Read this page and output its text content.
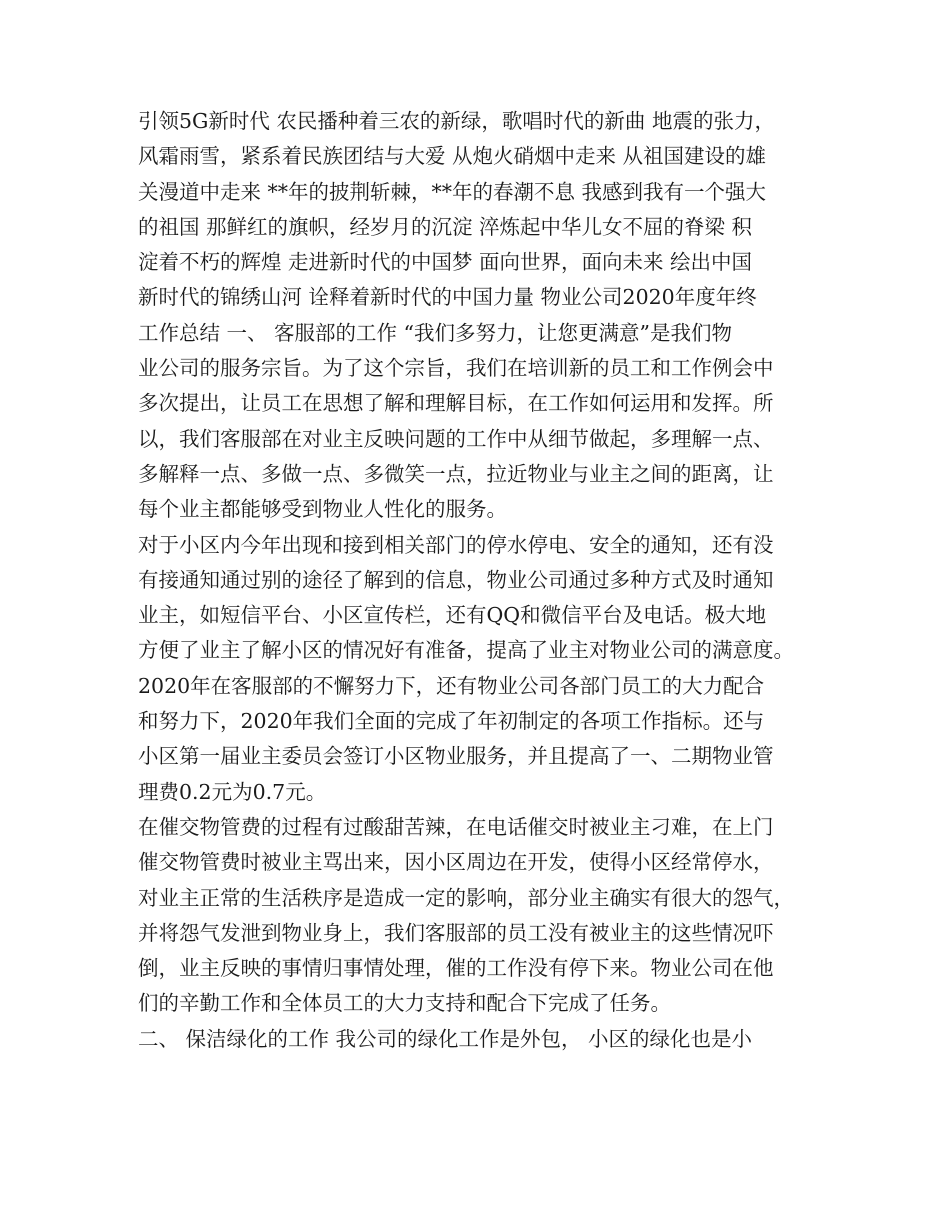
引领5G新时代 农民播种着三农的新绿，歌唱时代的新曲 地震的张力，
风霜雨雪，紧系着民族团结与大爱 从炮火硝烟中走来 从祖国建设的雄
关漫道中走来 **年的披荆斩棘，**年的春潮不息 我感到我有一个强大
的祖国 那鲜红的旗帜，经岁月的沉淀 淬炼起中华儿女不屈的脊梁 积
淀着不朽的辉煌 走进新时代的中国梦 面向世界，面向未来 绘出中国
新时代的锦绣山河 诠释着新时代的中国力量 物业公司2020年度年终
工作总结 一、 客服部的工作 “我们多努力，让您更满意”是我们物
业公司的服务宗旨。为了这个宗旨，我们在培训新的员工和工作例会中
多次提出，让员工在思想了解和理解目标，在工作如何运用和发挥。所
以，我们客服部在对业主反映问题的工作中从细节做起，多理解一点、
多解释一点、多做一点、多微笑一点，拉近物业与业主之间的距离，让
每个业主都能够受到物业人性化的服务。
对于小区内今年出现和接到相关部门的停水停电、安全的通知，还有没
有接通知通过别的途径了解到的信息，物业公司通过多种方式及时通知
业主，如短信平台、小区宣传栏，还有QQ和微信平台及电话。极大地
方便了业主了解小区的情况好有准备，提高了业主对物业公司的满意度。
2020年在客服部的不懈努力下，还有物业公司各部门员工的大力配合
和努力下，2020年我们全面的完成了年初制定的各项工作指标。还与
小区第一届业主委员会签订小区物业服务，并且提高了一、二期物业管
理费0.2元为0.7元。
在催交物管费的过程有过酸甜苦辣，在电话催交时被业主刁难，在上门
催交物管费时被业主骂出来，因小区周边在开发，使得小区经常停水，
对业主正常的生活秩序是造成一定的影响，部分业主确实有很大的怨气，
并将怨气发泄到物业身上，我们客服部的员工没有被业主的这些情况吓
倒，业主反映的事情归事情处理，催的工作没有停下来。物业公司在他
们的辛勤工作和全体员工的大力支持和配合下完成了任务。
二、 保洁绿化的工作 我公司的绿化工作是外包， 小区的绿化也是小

□ □ □

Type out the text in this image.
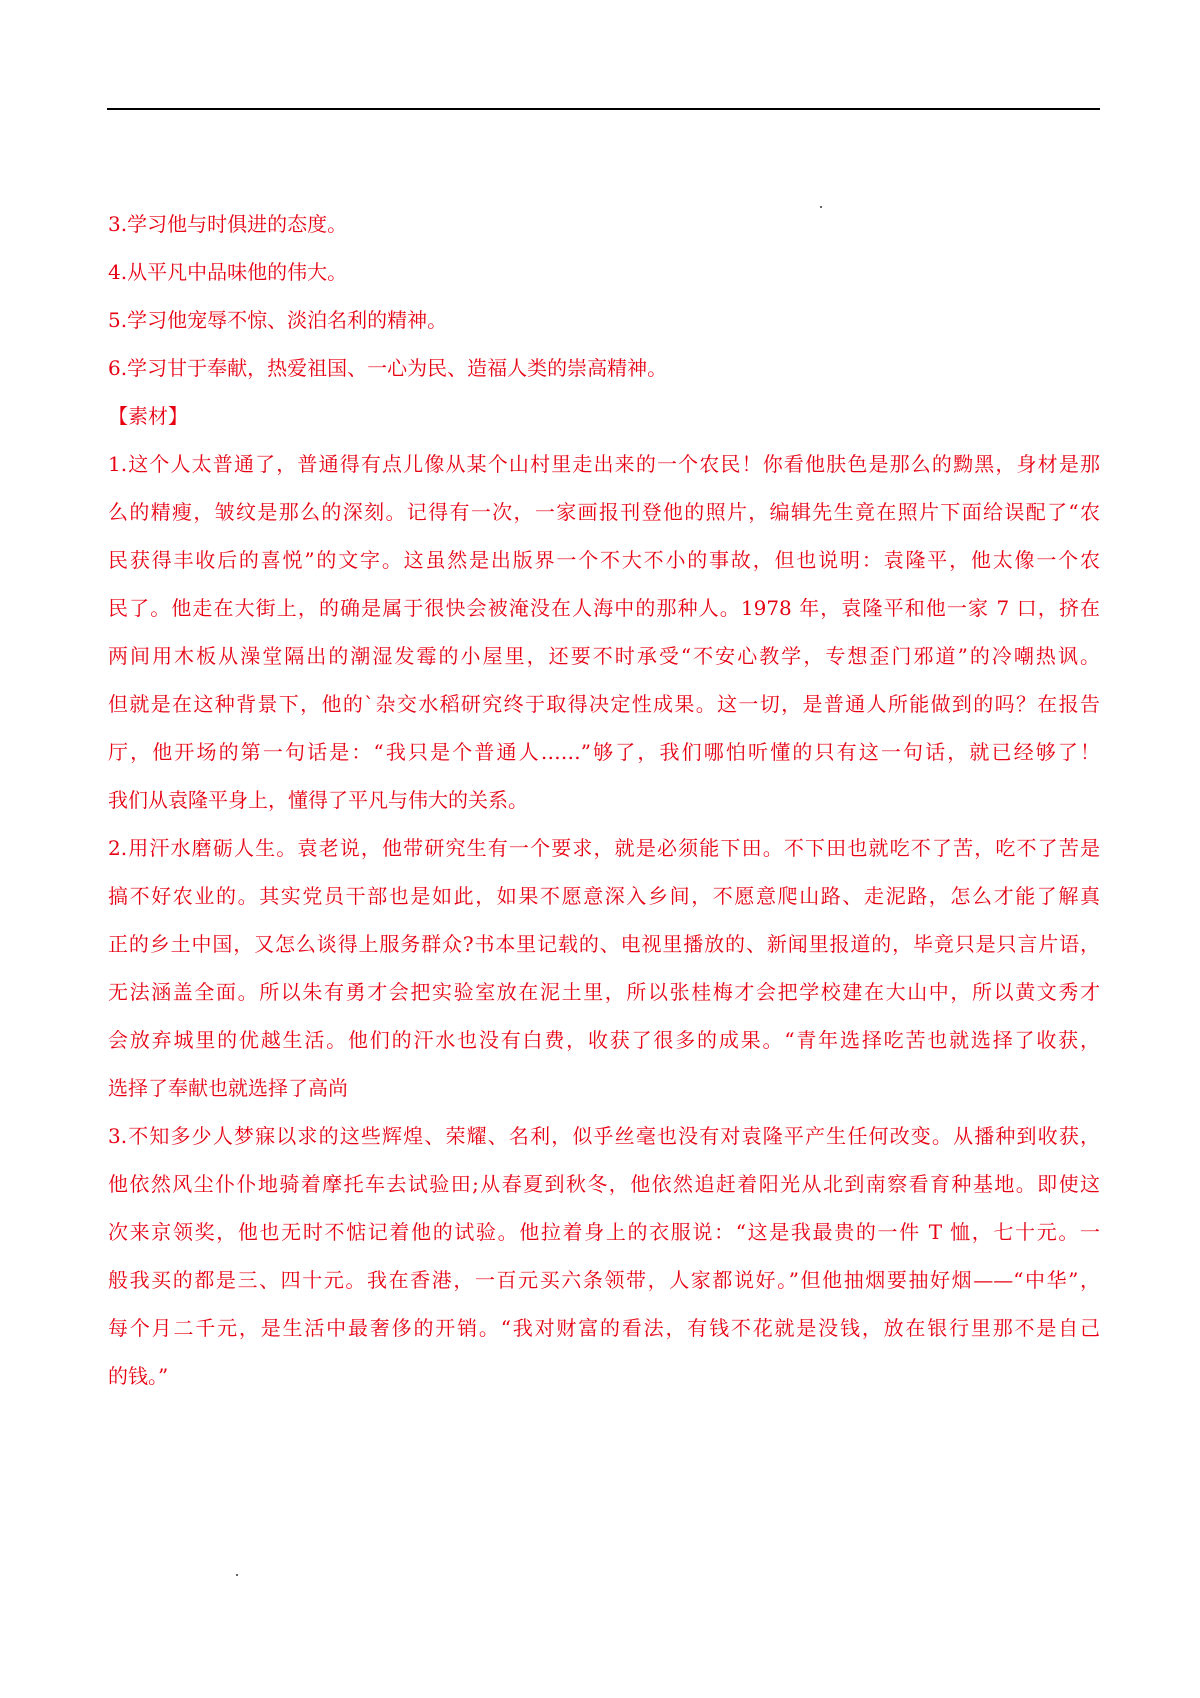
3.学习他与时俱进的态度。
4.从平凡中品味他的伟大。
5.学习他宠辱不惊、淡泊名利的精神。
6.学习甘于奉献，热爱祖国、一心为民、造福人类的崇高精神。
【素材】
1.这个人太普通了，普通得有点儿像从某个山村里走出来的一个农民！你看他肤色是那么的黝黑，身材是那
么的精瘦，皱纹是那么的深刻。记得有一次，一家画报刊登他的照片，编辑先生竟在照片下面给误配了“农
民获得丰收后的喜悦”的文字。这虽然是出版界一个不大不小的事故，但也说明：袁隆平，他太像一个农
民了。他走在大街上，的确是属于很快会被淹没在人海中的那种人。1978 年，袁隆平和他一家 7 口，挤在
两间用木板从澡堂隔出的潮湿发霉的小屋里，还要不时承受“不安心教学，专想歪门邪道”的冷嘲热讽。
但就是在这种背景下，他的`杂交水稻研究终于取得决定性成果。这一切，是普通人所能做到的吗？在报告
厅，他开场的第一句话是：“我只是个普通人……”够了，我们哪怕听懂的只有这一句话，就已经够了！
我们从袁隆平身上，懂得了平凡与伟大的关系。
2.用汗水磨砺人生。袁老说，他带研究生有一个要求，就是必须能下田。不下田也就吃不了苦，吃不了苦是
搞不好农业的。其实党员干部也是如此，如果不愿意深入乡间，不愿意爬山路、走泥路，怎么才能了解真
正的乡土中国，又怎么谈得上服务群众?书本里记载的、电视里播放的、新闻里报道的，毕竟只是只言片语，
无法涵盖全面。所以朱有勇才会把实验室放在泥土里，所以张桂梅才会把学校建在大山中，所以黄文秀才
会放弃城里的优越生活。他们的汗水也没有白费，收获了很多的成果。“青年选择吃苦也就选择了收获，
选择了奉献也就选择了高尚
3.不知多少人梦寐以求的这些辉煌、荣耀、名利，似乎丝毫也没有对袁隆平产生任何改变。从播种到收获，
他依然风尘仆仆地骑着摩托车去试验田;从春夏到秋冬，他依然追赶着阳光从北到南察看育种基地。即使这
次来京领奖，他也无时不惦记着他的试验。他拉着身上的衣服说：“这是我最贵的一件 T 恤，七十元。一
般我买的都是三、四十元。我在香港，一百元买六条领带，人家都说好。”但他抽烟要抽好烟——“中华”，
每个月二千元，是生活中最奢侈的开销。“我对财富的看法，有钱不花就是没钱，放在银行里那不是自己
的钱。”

□ □ □

What you are asked to do >>
In the entries above, find lines with "this" and copy each.

Response to the exercise >>
Read this page and output its text content.
Type out the text in this image.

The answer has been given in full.